:: QUOTED PASSAGE ::
Music

Garageland


Photo of Kano in Napa 03 courtesy of N.A.S.T.Y Crew.
 



British people who work in the media will tell you things like “The UK underground is dead,” but that’s because they get all their articles and ideas by googling their lives away on friendster.com and gayclub.org.

Anybody who actually lives outside of the ridiculous world of fashion-culture magazines or the totally out-of-touch mainstream radio and TV will tell you there’s a million different underground scenes going on all over England all at once.

Just look at the young, black, violent MCs of East London’s Grime/Sub-Lo/Eski garage scene (known to most as simply the underground garage scene circa right now). They’ve created an underground so alive and thriving that it’s a mystery why the entire world isn’t taking lessons on how to be like them.

Even though Dizzee Rascal made it quite big recently and the liberal Guardian newspaper just wrote a story about Grime, Dizzee and our boy Mike Skinner are like trillionaire violinist pop stars compared to the thousands of underground MCs who make the garage music of today. In fact, most of these MCs have never heard of The Streets and see Dizzee as a successful rapper who used to do garage.

Made by some of the poorest kids in inner-city London, the new music consists of rhymes and beats so bristly and violent and fucking brutal and totally unplayable by any radio station ever that the first time you hear it you go, “errrrwoaah phheeeeewwwwwoooooohhhh,” like when you’ve had too many Es and you’re trapped in a scary place between ultimate joy and lust and total fear for your life. Some of it’s like Napalm Death (first album) crossed with dark fucking rock-slinging East London grimness and The Specials, and it makes Luther Vandross-sampling American hip-hop like Kanye West stand in the music-for-parents corner like it should. MC/producers like Wiley—who used to be Dizzee Rascal’s right-hand man in the Roll Deep Entourage—make simple, two-note, minor-chord beats out of Playstation 2s, and then press up white labels and sell them out of the boot of their cars at raves. There’s no chains or ice, just black Barbour jackets and Evisu jeans climbing up to the top of 38-story tower blocks to place a radio transmitter out of the way of the cops and the DTI (Department of Trade and Industry).

If you live in London, there are so many illegal pirate radio stations that it’s almost impossible to get the main radio stations on your dial. The stations are hidden away in council-estate kitchens and factory tearooms and underneath railway stations. They’re where MCs and producers make their names by spitting lines like “It ain’t over ’til the fat lady sings/And I’ll slap the fat lady/And if she gets up BLAM BLAM! I’ll shoot her back down again” (that’s a Ruff Squad lyric).

The MCs and producers all have to pay to play on the stations, and they get nothing back from it apart from love and respect from their fellow kids, so it’s clear that nothing really matters to them besides their scene.

Now the story here is that these kids work harder than most of their parents, and they need a good vacation now and again. Britain is cold and rainy 363 days of the year, and the working-class tradition of cheap package holidays to the Mediterranean makes life worth living for a lot of us, so that’s how you get places like Ibiza, where the faggy, white, Ecstasy-riddled, facile house scene still thrives.
:::
▶ _REQUEST 1_:
In the Garageland piece, what does DTI stand for?
:: GIVEN ENTRIES ::
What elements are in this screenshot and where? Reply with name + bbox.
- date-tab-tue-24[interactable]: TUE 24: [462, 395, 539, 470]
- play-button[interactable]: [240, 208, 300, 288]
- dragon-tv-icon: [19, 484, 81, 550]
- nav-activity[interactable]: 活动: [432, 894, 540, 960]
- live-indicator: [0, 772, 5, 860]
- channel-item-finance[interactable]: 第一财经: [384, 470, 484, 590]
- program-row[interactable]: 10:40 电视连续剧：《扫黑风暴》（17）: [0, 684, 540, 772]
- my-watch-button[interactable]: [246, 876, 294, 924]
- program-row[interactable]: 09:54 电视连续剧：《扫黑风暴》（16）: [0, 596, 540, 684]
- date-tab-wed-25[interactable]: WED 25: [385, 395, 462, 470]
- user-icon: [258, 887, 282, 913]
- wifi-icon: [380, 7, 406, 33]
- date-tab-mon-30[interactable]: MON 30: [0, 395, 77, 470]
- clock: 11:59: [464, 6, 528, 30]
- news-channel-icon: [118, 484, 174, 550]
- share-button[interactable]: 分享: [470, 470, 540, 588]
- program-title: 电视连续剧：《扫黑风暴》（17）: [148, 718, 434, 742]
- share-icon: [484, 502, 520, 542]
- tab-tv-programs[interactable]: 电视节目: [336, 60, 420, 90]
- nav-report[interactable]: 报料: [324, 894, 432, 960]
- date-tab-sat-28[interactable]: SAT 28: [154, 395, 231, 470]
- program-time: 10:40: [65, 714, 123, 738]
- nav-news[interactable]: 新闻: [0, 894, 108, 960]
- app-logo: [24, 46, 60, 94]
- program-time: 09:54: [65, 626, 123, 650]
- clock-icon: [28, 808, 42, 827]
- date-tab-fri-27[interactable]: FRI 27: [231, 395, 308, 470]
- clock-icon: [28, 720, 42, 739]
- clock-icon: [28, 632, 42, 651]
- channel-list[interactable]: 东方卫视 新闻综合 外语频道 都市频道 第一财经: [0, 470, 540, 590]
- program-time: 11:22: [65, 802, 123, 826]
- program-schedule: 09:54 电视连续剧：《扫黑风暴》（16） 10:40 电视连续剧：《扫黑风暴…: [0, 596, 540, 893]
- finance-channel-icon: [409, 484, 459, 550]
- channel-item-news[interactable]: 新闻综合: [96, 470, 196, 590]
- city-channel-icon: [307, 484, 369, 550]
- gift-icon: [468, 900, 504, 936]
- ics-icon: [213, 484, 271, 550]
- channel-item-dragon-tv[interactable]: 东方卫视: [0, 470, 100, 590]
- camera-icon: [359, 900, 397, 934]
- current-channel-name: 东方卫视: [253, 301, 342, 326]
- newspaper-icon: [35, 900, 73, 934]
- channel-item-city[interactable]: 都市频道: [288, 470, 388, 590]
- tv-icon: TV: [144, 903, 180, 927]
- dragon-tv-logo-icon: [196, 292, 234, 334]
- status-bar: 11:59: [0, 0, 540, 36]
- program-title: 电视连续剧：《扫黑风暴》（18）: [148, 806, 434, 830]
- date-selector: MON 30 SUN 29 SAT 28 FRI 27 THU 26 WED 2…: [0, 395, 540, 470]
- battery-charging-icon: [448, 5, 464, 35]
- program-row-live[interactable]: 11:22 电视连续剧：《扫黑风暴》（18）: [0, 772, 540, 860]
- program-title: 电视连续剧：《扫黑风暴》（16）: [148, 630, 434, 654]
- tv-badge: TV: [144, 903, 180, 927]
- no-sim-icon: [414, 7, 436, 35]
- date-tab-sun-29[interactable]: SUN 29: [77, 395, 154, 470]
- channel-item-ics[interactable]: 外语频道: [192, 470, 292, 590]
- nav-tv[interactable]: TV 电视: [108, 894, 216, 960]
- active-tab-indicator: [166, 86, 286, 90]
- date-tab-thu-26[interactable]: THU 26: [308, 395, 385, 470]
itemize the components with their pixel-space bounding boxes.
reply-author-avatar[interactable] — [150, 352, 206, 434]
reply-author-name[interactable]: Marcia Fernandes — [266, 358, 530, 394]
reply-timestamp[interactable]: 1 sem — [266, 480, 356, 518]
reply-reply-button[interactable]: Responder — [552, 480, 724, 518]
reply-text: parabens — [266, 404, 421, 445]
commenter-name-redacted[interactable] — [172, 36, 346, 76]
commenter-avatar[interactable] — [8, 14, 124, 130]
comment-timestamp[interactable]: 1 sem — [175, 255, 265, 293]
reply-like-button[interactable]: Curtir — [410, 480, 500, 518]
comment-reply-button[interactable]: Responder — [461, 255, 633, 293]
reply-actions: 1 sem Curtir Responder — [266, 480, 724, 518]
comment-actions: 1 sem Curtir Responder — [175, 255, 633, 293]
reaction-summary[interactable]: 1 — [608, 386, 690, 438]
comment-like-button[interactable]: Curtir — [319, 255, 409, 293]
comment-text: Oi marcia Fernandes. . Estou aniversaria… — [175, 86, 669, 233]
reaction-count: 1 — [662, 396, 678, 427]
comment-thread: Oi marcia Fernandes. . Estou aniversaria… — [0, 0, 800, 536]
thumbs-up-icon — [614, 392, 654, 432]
:::
▶ _REQUEST 2_:
Express the listing as a numbered list with blank lines left out. Begin at its first line and stop after the line that contains "- my-watch-button[interactable]: [246, 876, 294, 924]".

▶ _RIGHT ANSWER 1_:
Department of Trade and Industry

▶ _RIGHT ANSWER 2_:
1. What elements are in this screenshot and where? Reply with name + bbox.
2. - date-tab-tue-24[interactable]: TUE 24: [462, 395, 539, 470]
3. - play-button[interactable]: [240, 208, 300, 288]
4. - dragon-tv-icon: [19, 484, 81, 550]
5. - nav-activity[interactable]: 活动: [432, 894, 540, 960]
6. - live-indicator: [0, 772, 5, 860]
7. - channel-item-finance[interactable]: 第一财经: [384, 470, 484, 590]
8. - program-row[interactable]: 10:40 电视连续剧：《扫黑风暴》（17）: [0, 684, 540, 772]
9. - my-watch-button[interactable]: [246, 876, 294, 924]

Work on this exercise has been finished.